Problem statement: The data below should be restated word for word, with every picture omitted.

Data excerpts
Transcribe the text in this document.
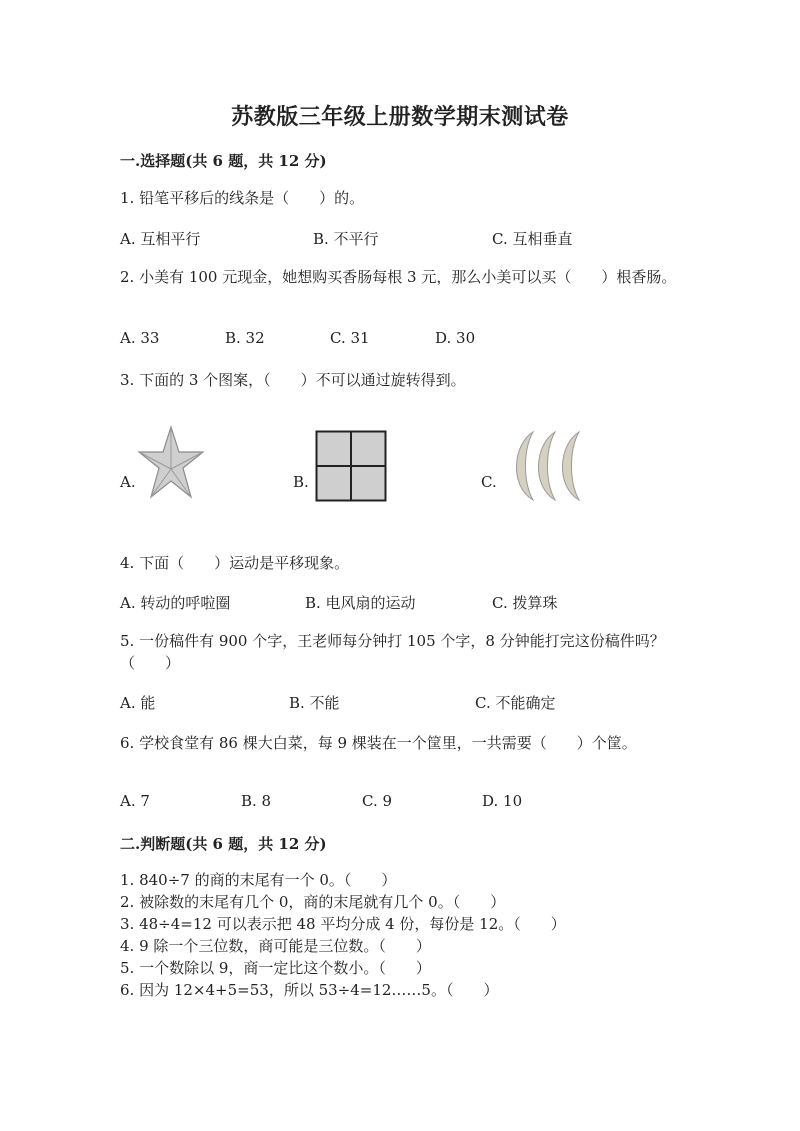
苏教版三年级上册数学期末测试卷
一.选择题(共 6 题，共 12 分)
1. 铅笔平移后的线条是（　　）的。
A. 互相平行	B. 不平行	C. 互相垂直
2. 小美有 100 元现金，她想购买香肠每根 3 元，那么小美可以买（　　）根香肠。
A. 33	B. 32	C. 31	D. 30
3. 下面的 3 个图案，（　　）不可以通过旋转得到。
A.	B.	C.
4. 下面（　　）运动是平移现象。
A. 转动的呼啦圈	B. 电风扇的运动	C. 拨算珠
5. 一份稿件有 900 个字，王老师每分钟打 105 个字，8 分钟能打完这份稿件吗？（　　）
A. 能	B. 不能	C. 不能确定
6. 学校食堂有 86 棵大白菜，每 9 棵装在一个筐里，一共需要（　　）个筐。
A. 7	B. 8	C. 9	D. 10
二.判断题(共 6 题，共 12 分)
1. 840÷7 的商的末尾有一个 0。（　　）
2. 被除数的末尾有几个 0，商的末尾就有几个 0。（　　）
3. 48÷4=12 可以表示把 48 平均分成 4 份，每份是 12。（　　）
4. 9 除一个三位数，商可能是三位数。（　　）
5. 一个数除以 9，商一定比这个数小。（　　）
6. 因为 12×4+5=53，所以 53÷4=12……5。（　　）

Solution for this task:
Transcribe the text in this document.
苏教版三年级上册数学期末测试卷
一.选择题(共 6 题，共 12 分)
1. 铅笔平移后的线条是（　　）的。
A. 互相平行	B. 不平行	C. 互相垂直
2. 小美有 100 元现金，她想购买香肠每根 3 元，那么小美可以买（　　）根香肠。
A. 33	B. 32	C. 31	D. 30
3. 下面的 3 个图案，（　　）不可以通过旋转得到。
A.	B.	C.
4. 下面（　　）运动是平移现象。
A. 转动的呼啦圈	B. 电风扇的运动	C. 拨算珠
5. 一份稿件有 900 个字，王老师每分钟打 105 个字，8 分钟能打完这份稿件吗？（　　）
A. 能	B. 不能	C. 不能确定
6. 学校食堂有 86 棵大白菜，每 9 棵装在一个筐里，一共需要（　　）个筐。
A. 7	B. 8	C. 9	D. 10
二.判断题(共 6 题，共 12 分)
1. 840÷7 的商的末尾有一个 0。（　　）
2. 被除数的末尾有几个 0，商的末尾就有几个 0。（　　）
3. 48÷4=12 可以表示把 48 平均分成 4 份，每份是 12。（　　）
4. 9 除一个三位数，商可能是三位数。（　　）
5. 一个数除以 9，商一定比这个数小。（　　）
6. 因为 12×4+5=53，所以 53÷4=12……5。（　　）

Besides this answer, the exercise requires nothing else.